WRITTEN PROBLEM ->
Please list all lines of the material below in which the string "kamen" occurs.

[Dataset entries]

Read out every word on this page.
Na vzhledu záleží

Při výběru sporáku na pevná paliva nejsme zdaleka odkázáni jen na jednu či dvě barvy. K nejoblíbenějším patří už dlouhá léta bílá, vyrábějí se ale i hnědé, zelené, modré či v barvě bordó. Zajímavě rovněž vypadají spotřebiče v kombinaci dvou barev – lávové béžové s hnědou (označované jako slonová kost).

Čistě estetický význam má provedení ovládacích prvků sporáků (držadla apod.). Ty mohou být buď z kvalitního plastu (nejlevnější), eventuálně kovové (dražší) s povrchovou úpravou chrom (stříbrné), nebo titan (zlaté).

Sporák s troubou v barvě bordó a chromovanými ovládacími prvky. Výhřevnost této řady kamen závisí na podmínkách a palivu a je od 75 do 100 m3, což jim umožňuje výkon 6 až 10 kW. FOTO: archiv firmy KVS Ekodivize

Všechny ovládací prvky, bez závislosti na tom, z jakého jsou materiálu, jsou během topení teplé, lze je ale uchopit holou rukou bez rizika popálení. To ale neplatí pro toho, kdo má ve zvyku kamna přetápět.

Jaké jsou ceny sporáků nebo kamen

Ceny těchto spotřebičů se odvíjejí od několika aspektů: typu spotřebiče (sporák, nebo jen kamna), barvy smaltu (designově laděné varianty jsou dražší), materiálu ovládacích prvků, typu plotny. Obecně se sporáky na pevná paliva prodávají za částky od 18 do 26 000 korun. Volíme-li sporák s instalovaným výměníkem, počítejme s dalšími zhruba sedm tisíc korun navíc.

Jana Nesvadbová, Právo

ANSWER FOR THE TASK ->
Sporák s troubou v barvě bordó a chromovanými ovládacími prvky. Výhřevnost této řady kamen závisí na podmínkách a palivu a je od 75 do 100 m3, což jim umožňuje výkon 6 až 10 kW. FOTO: archiv firmy KVS Ekodivize
Jaké jsou ceny sporáků nebo kamen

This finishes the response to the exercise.